* **Trecho fornecido**:

※

O que existe por detrás de muitas declarações de amor é apenas um desejo egoísta de ser feliz através daquilo que o ser amado pode oferecer. A carência afetiva, a necessidade de uma instabilidade emocional ou financeira, a pressão da família, o desejo por libertar-se dos pais e adquirir autonomia vem travestidos de amor. Não quero dizer que é errado desejar e buscar a própria felicidade, o próprio bem-estar. Como aprenderemos ainda com esse estudo, é preciso amar primeiramente a si mesmo para poder amar o próximo. O erro está em envolver-se numa relação a dois buscando satisfazer todas as nossas necessidades sem levar em conta os anseios do outro, sem o desejo de contribuir para a felicidade dele. Existem pessoas que a principio jamais deveriam ter se casado, pois está patente que elas não nasceram para dar, mas somente para receber e nada mais.
O que acontece numa relação dessas quando quem deveria ser amado deixa de dar e de ser aquilo que projetamos antes, quando aquela imagem de um super-herói que nos livraria para sempre da sombra da infelicidade cede lugar a imagem real de uma pessoa frágil e problemática como nós? O que acontece quando não estamos mais certos que aquela pessoa com quem nos casamos não “dará conta do recado”? Acontece o obvio. O vínculo tênue que nos ligava a ele se rompe através da decepção e da ansiedade em continuar bebendo de uma fonte inesgotável de alegria e prazer. Quando esse vínculo é rompido, aquilo que está lá fora começa a nos chamar a atenção e o relacionamento primeiro sede lugar a outro, onde depositaremos as nossas novas esperanças.
Como podemos perceber, o problema não está no percurso, mas no início da caminhada. Quando entramos num relacionamento amoroso com a motivação errada, a tendência é nos frustrarmos. E quando colocamos sobre alguém uma carga injusta de “salvador da pátria”, a frustração pode ser ainda maior. Criamos, no início da relação, a imagem de uma pessoa impar, perfeita, capaz de nos dar o que precisamos, de ser o que esperamos e fazer tudo que estiver ao seu alcance para que sejamos felizes. Mas aos poucos essa pessoa fictícia vai cedendo lugar a sua verdadeira imagem, aquilo que ela realmente é sem a tinta com que a pintamos no início. E se essa nova imagem, essa nova pessoa não continua nos satisfazendo como antes, a imagem anterior vai-se apagando aos poucos e o relacionamento aos poucos se desgasta até ruir de vez.

※

* **Dados fornecidos**:
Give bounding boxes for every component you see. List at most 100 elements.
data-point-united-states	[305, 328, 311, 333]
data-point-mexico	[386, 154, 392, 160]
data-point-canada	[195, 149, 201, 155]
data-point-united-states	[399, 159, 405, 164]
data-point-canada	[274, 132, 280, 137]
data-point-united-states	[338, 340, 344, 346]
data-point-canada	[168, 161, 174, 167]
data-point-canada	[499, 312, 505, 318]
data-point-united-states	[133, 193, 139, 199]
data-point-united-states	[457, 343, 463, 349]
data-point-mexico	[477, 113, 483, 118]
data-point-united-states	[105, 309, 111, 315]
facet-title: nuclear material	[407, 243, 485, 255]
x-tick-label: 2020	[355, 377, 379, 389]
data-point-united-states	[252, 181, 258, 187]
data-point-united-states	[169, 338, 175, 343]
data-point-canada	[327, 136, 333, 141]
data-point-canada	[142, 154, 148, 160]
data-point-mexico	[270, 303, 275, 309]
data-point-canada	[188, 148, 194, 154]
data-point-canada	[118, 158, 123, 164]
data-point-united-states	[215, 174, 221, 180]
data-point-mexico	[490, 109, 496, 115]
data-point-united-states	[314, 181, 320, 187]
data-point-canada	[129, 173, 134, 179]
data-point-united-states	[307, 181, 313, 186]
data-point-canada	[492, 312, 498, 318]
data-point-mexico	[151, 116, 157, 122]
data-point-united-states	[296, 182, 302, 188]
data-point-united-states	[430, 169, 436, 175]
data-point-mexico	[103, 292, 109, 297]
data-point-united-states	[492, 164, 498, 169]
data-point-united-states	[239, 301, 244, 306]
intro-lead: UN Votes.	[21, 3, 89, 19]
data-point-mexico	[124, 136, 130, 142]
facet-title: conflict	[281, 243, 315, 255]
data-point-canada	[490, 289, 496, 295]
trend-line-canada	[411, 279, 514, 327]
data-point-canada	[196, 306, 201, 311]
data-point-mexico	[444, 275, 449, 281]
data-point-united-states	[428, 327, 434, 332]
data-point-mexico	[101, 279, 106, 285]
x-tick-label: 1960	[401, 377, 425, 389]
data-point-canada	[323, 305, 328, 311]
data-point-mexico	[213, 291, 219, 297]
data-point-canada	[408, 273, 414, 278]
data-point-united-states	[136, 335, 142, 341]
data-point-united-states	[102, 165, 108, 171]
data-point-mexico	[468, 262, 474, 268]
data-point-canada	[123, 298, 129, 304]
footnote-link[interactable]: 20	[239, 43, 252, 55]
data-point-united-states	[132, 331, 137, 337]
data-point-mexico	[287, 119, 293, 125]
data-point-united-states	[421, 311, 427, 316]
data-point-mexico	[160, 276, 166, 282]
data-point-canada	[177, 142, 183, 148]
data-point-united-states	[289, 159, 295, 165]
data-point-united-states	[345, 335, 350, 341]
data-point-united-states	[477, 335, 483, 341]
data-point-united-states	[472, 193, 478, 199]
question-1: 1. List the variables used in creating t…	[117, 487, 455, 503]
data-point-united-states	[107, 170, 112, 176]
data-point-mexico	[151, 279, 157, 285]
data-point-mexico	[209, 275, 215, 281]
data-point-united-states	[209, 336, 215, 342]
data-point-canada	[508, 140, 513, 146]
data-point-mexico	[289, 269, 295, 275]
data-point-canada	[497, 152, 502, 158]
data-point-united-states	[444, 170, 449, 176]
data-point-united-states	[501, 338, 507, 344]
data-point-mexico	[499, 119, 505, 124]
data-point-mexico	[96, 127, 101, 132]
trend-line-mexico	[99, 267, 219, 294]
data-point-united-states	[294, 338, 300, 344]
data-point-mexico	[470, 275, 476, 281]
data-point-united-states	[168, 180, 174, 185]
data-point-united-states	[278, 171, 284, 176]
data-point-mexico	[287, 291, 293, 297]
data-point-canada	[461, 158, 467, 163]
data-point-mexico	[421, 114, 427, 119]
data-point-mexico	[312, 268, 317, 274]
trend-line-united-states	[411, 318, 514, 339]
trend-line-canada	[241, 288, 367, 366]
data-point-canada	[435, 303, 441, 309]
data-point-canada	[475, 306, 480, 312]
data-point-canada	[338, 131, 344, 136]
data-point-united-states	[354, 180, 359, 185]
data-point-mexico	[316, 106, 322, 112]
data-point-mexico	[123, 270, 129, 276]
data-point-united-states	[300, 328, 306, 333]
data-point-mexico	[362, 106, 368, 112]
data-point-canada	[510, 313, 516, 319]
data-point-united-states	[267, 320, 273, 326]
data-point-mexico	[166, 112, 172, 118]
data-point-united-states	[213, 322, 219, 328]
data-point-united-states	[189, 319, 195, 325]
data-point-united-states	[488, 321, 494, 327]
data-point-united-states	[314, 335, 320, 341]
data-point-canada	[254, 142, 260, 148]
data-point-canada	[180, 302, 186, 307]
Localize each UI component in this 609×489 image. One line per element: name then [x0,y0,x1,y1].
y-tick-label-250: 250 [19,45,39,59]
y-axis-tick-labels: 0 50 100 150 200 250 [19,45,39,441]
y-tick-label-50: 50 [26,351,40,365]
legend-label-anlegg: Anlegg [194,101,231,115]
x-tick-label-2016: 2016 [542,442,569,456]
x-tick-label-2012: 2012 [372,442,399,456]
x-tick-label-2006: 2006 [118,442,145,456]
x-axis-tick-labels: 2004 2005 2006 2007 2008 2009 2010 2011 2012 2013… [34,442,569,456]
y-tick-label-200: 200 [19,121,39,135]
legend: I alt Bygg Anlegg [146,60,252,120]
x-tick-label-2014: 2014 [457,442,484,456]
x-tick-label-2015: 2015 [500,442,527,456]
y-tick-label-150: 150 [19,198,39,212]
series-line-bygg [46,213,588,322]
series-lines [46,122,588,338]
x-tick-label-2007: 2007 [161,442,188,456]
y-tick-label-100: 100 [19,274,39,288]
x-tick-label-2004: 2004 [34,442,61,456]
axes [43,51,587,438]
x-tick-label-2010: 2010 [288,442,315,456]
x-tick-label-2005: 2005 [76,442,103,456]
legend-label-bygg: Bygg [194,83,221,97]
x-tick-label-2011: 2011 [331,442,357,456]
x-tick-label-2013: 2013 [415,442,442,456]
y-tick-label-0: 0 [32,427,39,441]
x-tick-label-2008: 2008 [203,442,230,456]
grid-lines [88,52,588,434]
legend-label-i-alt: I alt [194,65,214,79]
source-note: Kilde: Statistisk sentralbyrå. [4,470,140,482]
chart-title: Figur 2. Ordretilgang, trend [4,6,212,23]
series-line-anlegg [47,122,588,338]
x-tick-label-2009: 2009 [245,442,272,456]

※

* **Instruções do exercício**:
1. Reproduza sem nenhuma alteração as linhas dos dados fornecidos, começando pela primeira e seguindo até a linha que contém "174, 221, 180]", incluindo as duas.
2. Dê continuidade ao texto sobre as motivações equivocadas nos relacionamentos amorosos, a partir da última frase apresentada.

* **Respostas das tarefas**:
1.
Give bounding boxes for every component you see. List at most 100 elements.
data-point-united-states	[305, 328, 311, 333]
data-point-mexico	[386, 154, 392, 160]
data-point-canada	[195, 149, 201, 155]
data-point-united-states	[399, 159, 405, 164]
data-point-canada	[274, 132, 280, 137]
data-point-united-states	[338, 340, 344, 346]
data-point-canada	[168, 161, 174, 167]
data-point-canada	[499, 312, 505, 318]
data-point-united-states	[133, 193, 139, 199]
data-point-united-states	[457, 343, 463, 349]
data-point-mexico	[477, 113, 483, 118]
data-point-united-states	[105, 309, 111, 315]
facet-title: nuclear material	[407, 243, 485, 255]
x-tick-label: 2020	[355, 377, 379, 389]
data-point-united-states	[252, 181, 258, 187]
data-point-united-states	[169, 338, 175, 343]
data-point-canada	[327, 136, 333, 141]
data-point-canada	[142, 154, 148, 160]
data-point-mexico	[270, 303, 275, 309]
data-point-canada	[188, 148, 194, 154]
data-point-canada	[118, 158, 123, 164]
data-point-united-states	[215, 174, 221, 180]

2.
A realidade é que o que se desgasta não é a pessoa. Ela não mudou, não se tornou ruim de um dia para o outro. É a nossa esperança de obter dela aquilo que desejávamos que vai se esvaindo diante daquilo que ela realmente é. Mesmo que aconteça de maneira inconsciente, o fato é que entramos numa relação não para fazer os o ser amado feliz, mas para ser felizes as suas custas. E quando ele deixa de representar o nosso ideal de felicidade, torna-se obsoleto. Isso tem haver com aquilo que desde o início temos falado: a nossa concepção de amor. Amar significa, entre outras coisas, completar-se no outro. É claro que jamais poderemos completar ninguém em toda a sua plenitude, porque somos incapazes de completar a nós mesmos. Somente Deus pode ser tudo em todos. Mas em algumas áreas que ele tem dificuldade e necessidade, procuraremos preencher, dar o nosso melhor. Se amamos, compreenderemos as suas deficiências e nos disporemos sempre a ajudar. Ele, por sua vez, fará o mesmo por nós e ambos teremos o suficiente para permanecermos felizes, mesmo que em algumas áreas ambos ainda sintam alguma deficiência.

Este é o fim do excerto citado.